→ **Work to be completed**:
What follows is a set of records, each of which is to be written out exactly.

(Stored data entries)
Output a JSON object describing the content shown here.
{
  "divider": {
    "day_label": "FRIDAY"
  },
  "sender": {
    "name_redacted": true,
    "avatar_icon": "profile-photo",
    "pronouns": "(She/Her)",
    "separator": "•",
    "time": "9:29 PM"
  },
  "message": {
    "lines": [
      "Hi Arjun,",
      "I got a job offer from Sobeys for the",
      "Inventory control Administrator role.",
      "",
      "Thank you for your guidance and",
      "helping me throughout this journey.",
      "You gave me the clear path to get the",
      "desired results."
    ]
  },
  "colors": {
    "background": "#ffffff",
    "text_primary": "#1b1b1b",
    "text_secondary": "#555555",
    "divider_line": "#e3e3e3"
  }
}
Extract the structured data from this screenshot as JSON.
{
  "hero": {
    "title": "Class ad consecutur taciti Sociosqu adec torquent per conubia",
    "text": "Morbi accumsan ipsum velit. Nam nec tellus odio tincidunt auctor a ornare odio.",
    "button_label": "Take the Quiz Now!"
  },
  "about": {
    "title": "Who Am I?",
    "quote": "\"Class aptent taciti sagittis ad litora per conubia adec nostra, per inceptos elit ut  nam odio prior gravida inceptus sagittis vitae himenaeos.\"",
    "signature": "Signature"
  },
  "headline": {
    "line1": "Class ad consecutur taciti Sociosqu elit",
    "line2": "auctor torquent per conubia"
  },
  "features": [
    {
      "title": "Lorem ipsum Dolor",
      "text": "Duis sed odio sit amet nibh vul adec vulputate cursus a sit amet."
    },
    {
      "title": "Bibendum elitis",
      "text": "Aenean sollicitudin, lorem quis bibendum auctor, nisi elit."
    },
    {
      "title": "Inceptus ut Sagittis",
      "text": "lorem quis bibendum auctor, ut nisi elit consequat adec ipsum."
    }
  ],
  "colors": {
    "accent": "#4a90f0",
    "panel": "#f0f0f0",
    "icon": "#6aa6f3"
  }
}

→ **Response**:
Output a JSON object describing the content shown here.
{
  "divider": {
    "day_label": "FRIDAY"
  },
  "sender": {
    "name_redacted": true,
    "avatar_icon": "profile-photo",
    "pronouns": "(She/Her)",
    "separator": "•",
    "time": "9:29 PM"
  },
  "message": {
    "lines": [
      "Hi Arjun,",
      "I got a job offer from Sobeys for the",
      "Inventory control Administrator role.",
      "",
      "Thank you for your guidance and",
      "helping me throughout this journey.",
      "You gave me the clear path to get the",
      "desired results."
    ]
  },
  "colors": {
    "background": "#ffffff",
    "text_primary": "#1b1b1b",
    "text_secondary": "#555555",
    "divider_line": "#e3e3e3"
  }
}
Extract the structured data from this screenshot as JSON.
{
  "hero": {
    "title": "Class ad consecutur taciti Sociosqu adec torquent per conubia",
    "text": "Morbi accumsan ipsum velit. Nam nec tellus odio tincidunt auctor a ornare odio.",
    "button_label": "Take the Quiz Now!"
  },
  "about": {
    "title": "Who Am I?",
    "quote": "\"Class aptent taciti sagittis ad litora per conubia adec nostra, per inceptos elit ut  nam odio prior gravida inceptus sagittis vitae himenaeos.\"",
    "signature": "Signature"
  },
  "headline": {
    "line1": "Class ad consecutur taciti Sociosqu elit",
    "line2": "auctor torquent per conubia"
  },
  "features": [
    {
      "title": "Lorem ipsum Dolor",
      "text": "Duis sed odio sit amet nibh vul adec vulputate cursus a sit amet."
    },
    {
      "title": "Bibendum elitis",
      "text": "Aenean sollicitudin, lorem quis bibendum auctor, nisi elit."
    },
    {
      "title": "Inceptus ut Sagittis",
      "text": "lorem quis bibendum auctor, ut nisi elit consequat adec ipsum."
    }
  ],
  "colors": {
    "accent": "#4a90f0",
    "panel": "#f0f0f0",
    "icon": "#6aa6f3"
  }
}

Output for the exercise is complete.